Gather all lines in the entries below that include the word "subtotal".

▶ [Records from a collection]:
————————
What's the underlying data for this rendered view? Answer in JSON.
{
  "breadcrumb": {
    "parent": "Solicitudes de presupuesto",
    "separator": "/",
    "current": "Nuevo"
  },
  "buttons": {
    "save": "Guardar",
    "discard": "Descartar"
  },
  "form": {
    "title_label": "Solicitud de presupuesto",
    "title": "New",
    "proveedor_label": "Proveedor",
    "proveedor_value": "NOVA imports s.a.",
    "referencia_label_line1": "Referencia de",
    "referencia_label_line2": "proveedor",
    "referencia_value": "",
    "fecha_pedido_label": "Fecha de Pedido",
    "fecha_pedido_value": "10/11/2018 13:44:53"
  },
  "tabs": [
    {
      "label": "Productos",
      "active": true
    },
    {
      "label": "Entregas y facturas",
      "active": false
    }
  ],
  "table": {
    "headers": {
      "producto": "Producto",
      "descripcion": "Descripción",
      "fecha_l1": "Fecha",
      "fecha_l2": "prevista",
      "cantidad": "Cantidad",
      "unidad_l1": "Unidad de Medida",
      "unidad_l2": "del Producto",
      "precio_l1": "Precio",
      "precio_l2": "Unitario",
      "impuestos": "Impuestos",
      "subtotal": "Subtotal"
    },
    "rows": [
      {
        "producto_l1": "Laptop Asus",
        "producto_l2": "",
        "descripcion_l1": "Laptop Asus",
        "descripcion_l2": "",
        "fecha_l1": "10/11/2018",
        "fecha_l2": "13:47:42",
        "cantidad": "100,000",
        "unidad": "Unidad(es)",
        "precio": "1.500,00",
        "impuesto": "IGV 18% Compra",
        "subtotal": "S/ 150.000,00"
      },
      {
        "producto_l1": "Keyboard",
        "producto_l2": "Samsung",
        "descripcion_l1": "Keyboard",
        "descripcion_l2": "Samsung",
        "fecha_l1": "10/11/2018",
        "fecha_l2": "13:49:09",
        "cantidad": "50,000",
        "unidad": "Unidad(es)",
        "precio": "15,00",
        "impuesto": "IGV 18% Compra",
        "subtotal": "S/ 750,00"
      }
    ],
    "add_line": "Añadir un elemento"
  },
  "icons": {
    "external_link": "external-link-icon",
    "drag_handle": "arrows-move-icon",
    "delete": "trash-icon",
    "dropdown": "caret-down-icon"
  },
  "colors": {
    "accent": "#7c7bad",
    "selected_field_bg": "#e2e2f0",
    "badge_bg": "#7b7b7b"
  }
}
————————
▶ [Response]:
      "subtotal": "Subtotal"
        "subtotal": "S/ 150.000,00"
        "subtotal": "S/ 750,00"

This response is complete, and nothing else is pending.